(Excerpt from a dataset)
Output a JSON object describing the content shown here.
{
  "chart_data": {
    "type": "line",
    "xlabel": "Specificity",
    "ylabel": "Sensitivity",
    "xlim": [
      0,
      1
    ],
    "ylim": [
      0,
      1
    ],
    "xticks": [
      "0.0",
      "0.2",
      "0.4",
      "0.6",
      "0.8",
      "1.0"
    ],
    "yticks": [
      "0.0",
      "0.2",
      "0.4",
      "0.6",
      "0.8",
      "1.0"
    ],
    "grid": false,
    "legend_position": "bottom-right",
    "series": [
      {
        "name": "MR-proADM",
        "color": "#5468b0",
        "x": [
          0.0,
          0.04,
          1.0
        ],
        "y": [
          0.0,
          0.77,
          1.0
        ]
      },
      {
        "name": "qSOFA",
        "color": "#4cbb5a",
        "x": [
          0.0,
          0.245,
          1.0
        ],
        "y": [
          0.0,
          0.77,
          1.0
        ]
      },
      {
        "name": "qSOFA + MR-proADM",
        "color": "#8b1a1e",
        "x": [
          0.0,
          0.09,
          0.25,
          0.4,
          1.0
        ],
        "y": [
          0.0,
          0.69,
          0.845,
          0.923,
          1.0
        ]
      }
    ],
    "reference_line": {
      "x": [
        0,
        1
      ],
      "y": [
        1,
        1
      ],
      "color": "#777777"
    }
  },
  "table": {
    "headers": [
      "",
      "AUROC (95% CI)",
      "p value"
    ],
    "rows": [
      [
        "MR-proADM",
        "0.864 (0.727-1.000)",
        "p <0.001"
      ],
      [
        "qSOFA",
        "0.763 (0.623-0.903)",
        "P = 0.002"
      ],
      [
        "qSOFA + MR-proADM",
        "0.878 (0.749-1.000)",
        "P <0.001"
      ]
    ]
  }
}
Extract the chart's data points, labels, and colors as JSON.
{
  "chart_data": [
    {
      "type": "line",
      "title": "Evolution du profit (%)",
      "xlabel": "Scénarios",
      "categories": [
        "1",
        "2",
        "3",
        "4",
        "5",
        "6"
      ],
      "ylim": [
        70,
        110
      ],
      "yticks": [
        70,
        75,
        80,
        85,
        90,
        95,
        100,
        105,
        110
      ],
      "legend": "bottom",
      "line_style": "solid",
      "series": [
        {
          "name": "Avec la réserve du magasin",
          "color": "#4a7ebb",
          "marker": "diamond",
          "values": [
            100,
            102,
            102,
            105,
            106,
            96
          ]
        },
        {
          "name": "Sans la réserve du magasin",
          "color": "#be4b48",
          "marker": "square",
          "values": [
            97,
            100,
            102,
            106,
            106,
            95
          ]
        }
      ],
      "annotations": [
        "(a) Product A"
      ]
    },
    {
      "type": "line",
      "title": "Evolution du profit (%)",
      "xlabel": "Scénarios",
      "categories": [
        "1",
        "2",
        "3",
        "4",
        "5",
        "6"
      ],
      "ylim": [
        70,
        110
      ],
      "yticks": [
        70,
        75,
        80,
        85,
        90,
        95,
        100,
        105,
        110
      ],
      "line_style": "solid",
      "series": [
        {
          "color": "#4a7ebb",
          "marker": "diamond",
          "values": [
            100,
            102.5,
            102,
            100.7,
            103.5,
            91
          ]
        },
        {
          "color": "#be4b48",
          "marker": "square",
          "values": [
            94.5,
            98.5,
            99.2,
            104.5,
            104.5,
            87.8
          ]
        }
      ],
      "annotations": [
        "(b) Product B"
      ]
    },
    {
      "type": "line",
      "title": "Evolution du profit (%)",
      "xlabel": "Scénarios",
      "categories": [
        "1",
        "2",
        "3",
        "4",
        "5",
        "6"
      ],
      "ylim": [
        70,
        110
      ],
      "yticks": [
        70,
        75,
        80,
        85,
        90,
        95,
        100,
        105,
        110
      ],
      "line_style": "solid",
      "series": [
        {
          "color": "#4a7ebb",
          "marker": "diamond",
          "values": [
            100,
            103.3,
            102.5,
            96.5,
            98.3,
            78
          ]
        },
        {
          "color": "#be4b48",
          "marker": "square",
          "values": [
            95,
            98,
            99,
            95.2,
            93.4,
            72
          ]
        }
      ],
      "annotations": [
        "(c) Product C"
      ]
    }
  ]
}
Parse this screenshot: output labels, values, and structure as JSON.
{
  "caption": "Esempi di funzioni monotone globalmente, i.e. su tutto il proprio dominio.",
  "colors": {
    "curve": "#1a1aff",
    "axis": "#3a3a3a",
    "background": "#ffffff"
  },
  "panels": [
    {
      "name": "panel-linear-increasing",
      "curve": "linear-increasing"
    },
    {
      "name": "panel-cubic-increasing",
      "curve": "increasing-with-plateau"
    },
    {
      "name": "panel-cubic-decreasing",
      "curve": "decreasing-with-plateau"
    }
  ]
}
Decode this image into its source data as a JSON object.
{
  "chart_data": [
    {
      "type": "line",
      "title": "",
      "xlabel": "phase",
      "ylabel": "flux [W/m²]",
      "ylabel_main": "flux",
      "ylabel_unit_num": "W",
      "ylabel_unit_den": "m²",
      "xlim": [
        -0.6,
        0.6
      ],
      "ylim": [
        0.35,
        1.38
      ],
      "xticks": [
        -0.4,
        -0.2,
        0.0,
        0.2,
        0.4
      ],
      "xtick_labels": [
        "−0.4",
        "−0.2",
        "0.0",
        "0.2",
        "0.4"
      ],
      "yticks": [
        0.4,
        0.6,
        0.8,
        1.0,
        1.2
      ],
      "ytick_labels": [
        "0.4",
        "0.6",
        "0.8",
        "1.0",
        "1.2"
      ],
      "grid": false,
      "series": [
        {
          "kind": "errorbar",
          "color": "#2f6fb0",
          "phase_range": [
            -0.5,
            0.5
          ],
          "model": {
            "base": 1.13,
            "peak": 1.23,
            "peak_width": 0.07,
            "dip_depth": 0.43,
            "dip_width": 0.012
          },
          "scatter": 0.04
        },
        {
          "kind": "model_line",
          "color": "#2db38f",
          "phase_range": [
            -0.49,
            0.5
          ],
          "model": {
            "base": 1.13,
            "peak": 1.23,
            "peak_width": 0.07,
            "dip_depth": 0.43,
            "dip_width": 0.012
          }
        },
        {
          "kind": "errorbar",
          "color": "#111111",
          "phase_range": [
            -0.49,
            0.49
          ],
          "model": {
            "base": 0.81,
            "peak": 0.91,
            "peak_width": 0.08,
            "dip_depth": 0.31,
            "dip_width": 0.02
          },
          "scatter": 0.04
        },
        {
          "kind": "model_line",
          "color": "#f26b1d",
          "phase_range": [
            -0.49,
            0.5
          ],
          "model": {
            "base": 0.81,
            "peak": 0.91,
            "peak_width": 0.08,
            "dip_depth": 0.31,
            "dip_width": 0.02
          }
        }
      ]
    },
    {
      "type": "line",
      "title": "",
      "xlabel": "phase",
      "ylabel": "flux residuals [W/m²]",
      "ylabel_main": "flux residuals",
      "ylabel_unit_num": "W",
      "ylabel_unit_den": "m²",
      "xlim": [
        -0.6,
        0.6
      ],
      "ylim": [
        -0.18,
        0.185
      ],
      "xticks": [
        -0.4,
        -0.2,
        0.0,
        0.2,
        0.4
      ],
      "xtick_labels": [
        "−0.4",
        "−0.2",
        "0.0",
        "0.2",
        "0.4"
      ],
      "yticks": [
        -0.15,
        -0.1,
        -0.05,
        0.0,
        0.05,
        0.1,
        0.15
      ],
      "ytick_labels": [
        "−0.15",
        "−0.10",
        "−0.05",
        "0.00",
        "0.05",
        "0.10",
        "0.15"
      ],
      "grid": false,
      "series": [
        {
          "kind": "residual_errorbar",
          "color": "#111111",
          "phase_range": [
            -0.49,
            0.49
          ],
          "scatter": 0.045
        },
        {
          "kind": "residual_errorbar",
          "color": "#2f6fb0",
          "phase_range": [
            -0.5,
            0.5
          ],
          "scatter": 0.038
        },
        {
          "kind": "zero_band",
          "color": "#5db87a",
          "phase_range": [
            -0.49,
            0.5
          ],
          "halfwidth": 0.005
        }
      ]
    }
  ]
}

* Task directions:
Copy all lines from the entries that contain the word "with".

* Result of this exercise:
      "curve": "increasing-with-plateau"
      "curve": "decreasing-with-plateau"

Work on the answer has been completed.